_WHAT THE EXERCISE ASKS:_
Your copy of the listing should match it exactly, only without pictures.

_EXERCISE INPUT:_
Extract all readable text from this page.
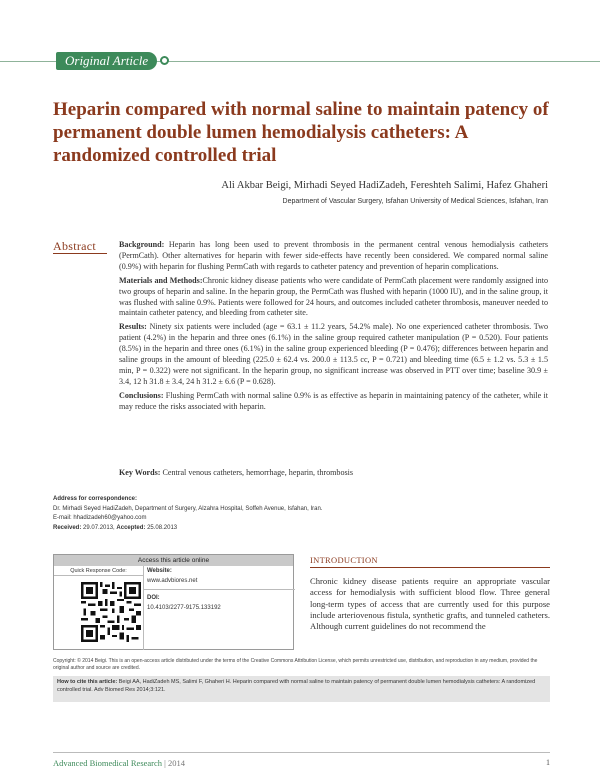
Original Article
Heparin compared with normal saline to maintain patency of permanent double lumen hemodialysis catheters: A randomized controlled trial
Ali Akbar Beigi, Mirhadi Seyed HadiZadeh, Fereshteh Salimi, Hafez Ghaheri
Department of Vascular Surgery, Isfahan University of Medical Sciences, Isfahan, Iran
Abstract	Background: Heparin has long been used to prevent thrombosis in the permanent central venous hemodialysis catheters (PermCath). Other alternatives for heparin with fewer side-effects have recently been considered. We compared normal saline (0.9%) with heparin for flushing PermCath with regards to catheter patency and prevention of heparin complications.

Materials and Methods:Chronic kidney disease patients who were candidate of PermCath placement were randomly assigned into two groups of heparin and saline. In the heparin group, the PermCath was flushed with heparin (1000 IU), and in the saline group, it was flushed with saline 0.9%. Patients were followed for 24 hours, and outcomes included catheter thrombosis, maneuver needed to maintain catheter patency, and bleeding from catheter site.

Results: Ninety six patients were included (age = 63.1 ± 11.2 years, 54.2% male). No one experienced catheter thrombosis. Two patient (4.2%) in the heparin and three ones (6.1%) in the saline group required catheter manipulation (P = 0.520). Four patients (8.5%) in the heparin and three ones (6.1%) in the saline group experienced bleeding (P = 0.476); differences between heparin and saline groups in the amount of bleeding (225.0 ± 62.4 vs. 200.0 ± 113.5 cc, P = 0.721) and bleeding time (6.5 ± 1.2 vs. 5.3 ± 1.5 min, P = 0.322) were not significant. In the heparin group, no significant increase was observed in PTT over time; baseline 30.9 ± 3.4, 12 h 31.8 ± 3.4, 24 h 31.2 ± 6.6 (P = 0.628).

Conclusions: Flushing PermCath with normal saline 0.9% is as effective as heparin in maintaining patency of the catheter, while it may reduce the risks associated with heparin.

Key Words: Central venous catheters, hemorrhage, heparin, thrombosis
Address for correspondence:
Dr. Mirhadi Seyed HadiZadeh, Department of Surgery, Alzahra Hospital, Soffeh Avenue, Isfahan, Iran.
E-mail: hhadizadeh60@yahoo.com
Received: 29.07.2013, Accepted: 25.08.2013
Access this article online
Quick Response Code:	Website:
www.advbiores.net
DOI:
10.4103/2277-9175.133192
INTRODUCTION
Chronic kidney disease patients require an appropriate vascular access for hemodialysis with sufficient blood flow. Three general long-term types of access that are currently used for this purpose include arteriovenous fistula, synthetic grafts, and tunneled catheters. Although current guidelines do not recommend the
Copyright: © 2014 Beigi. This is an open-access article distributed under the terms of the Creative Commons Attribution License, which permits unrestricted use, distribution, and reproduction in any medium, provided the original author and source are credited.
How to cite this article: Beigi AA, HadiZadeh MS, Salimi F, Ghaheri H. Heparin compared with normal saline to maintain patency of permanent double lumen hemodialysis catheters: A randomized controlled trial. Adv Biomed Res 2014;3:121.
Advanced Biomedical Research | 2014	1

_WRITTEN ANSWER:_
Extract all readable text from this page.
Original Article
Heparin compared with normal saline to maintain patency of permanent double lumen hemodialysis catheters: A randomized controlled trial
Ali Akbar Beigi, Mirhadi Seyed HadiZadeh, Fereshteh Salimi, Hafez Ghaheri
Department of Vascular Surgery, Isfahan University of Medical Sciences, Isfahan, Iran
Abstract	Background: Heparin has long been used to prevent thrombosis in the permanent central venous hemodialysis catheters (PermCath). Other alternatives for heparin with fewer side-effects have recently been considered. We compared normal saline (0.9%) with heparin for flushing PermCath with regards to catheter patency and prevention of heparin complications.

Materials and Methods:Chronic kidney disease patients who were candidate of PermCath placement were randomly assigned into two groups of heparin and saline. In the heparin group, the PermCath was flushed with heparin (1000 IU), and in the saline group, it was flushed with saline 0.9%. Patients were followed for 24 hours, and outcomes included catheter thrombosis, maneuver needed to maintain catheter patency, and bleeding from catheter site.

Results: Ninety six patients were included (age = 63.1 ± 11.2 years, 54.2% male). No one experienced catheter thrombosis. Two patient (4.2%) in the heparin and three ones (6.1%) in the saline group required catheter manipulation (P = 0.520). Four patients (8.5%) in the heparin and three ones (6.1%) in the saline group experienced bleeding (P = 0.476); differences between heparin and saline groups in the amount of bleeding (225.0 ± 62.4 vs. 200.0 ± 113.5 cc, P = 0.721) and bleeding time (6.5 ± 1.2 vs. 5.3 ± 1.5 min, P = 0.322) were not significant. In the heparin group, no significant increase was observed in PTT over time; baseline 30.9 ± 3.4, 12 h 31.8 ± 3.4, 24 h 31.2 ± 6.6 (P = 0.628).

Conclusions: Flushing PermCath with normal saline 0.9% is as effective as heparin in maintaining patency of the catheter, while it may reduce the risks associated with heparin.

Key Words: Central venous catheters, hemorrhage, heparin, thrombosis
Address for correspondence:
Dr. Mirhadi Seyed HadiZadeh, Department of Surgery, Alzahra Hospital, Soffeh Avenue, Isfahan, Iran.
E-mail: hhadizadeh60@yahoo.com
Received: 29.07.2013, Accepted: 25.08.2013
Access this article online
Quick Response Code:	Website:
www.advbiores.net
DOI:
10.4103/2277-9175.133192
INTRODUCTION
Chronic kidney disease patients require an appropriate vascular access for hemodialysis with sufficient blood flow. Three general long-term types of access that are currently used for this purpose include arteriovenous fistula, synthetic grafts, and tunneled catheters. Although current guidelines do not recommend the
Copyright: © 2014 Beigi. This is an open-access article distributed under the terms of the Creative Commons Attribution License, which permits unrestricted use, distribution, and reproduction in any medium, provided the original author and source are credited.
How to cite this article: Beigi AA, HadiZadeh MS, Salimi F, Ghaheri H. Heparin compared with normal saline to maintain patency of permanent double lumen hemodialysis catheters: A randomized controlled trial. Adv Biomed Res 2014;3:121.
Advanced Biomedical Research | 2014	1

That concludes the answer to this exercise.